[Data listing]
....................
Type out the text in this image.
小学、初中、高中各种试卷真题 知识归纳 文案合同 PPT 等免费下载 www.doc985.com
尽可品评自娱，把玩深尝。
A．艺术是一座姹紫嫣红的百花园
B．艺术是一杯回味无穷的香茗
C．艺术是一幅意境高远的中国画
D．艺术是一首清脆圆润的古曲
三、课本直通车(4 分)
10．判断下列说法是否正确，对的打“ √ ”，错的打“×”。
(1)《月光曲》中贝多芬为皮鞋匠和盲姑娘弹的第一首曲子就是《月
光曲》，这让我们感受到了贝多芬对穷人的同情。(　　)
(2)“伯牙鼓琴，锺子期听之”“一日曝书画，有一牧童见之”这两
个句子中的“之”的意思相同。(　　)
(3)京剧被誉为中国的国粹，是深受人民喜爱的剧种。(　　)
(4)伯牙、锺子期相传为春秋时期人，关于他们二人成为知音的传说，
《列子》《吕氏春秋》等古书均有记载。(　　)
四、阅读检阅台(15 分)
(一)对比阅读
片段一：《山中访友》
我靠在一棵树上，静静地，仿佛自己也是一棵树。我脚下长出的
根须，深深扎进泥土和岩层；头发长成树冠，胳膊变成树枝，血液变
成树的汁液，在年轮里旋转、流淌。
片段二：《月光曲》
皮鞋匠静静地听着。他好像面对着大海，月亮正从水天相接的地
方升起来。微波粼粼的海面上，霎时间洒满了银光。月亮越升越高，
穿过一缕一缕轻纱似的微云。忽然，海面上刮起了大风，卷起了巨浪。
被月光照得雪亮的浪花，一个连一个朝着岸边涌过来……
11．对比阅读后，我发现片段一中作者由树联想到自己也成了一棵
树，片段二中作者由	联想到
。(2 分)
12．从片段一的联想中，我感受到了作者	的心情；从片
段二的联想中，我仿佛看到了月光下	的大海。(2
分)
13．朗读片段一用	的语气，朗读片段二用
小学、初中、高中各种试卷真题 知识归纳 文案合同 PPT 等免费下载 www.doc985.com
....................
SET TASK — Print the records above in full, exactly.

RESPONSE BELOW —
Type out the text in this image.
小学、初中、高中各种试卷真题 知识归纳 文案合同 PPT 等免费下载 www.doc985.com
尽可品评自娱，把玩深尝。
A．艺术是一座姹紫嫣红的百花园
B．艺术是一杯回味无穷的香茗
C．艺术是一幅意境高远的中国画
D．艺术是一首清脆圆润的古曲
三、课本直通车(4 分)
10．判断下列说法是否正确，对的打“ √ ”，错的打“×”。
(1)《月光曲》中贝多芬为皮鞋匠和盲姑娘弹的第一首曲子就是《月
光曲》，这让我们感受到了贝多芬对穷人的同情。(　　)
(2)“伯牙鼓琴，锺子期听之”“一日曝书画，有一牧童见之”这两
个句子中的“之”的意思相同。(　　)
(3)京剧被誉为中国的国粹，是深受人民喜爱的剧种。(　　)
(4)伯牙、锺子期相传为春秋时期人，关于他们二人成为知音的传说，
《列子》《吕氏春秋》等古书均有记载。(　　)
四、阅读检阅台(15 分)
(一)对比阅读
片段一：《山中访友》
我靠在一棵树上，静静地，仿佛自己也是一棵树。我脚下长出的
根须，深深扎进泥土和岩层；头发长成树冠，胳膊变成树枝，血液变
成树的汁液，在年轮里旋转、流淌。
片段二：《月光曲》
皮鞋匠静静地听着。他好像面对着大海，月亮正从水天相接的地
方升起来。微波粼粼的海面上，霎时间洒满了银光。月亮越升越高，
穿过一缕一缕轻纱似的微云。忽然，海面上刮起了大风，卷起了巨浪。
被月光照得雪亮的浪花，一个连一个朝着岸边涌过来……
11．对比阅读后，我发现片段一中作者由树联想到自己也成了一棵
树，片段二中作者由	联想到
。(2 分)
12．从片段一的联想中，我感受到了作者	的心情；从片
段二的联想中，我仿佛看到了月光下	的大海。(2
分)
13．朗读片段一用	的语气，朗读片段二用
小学、初中、高中各种试卷真题 知识归纳 文案合同 PPT 等免费下载 www.doc985.com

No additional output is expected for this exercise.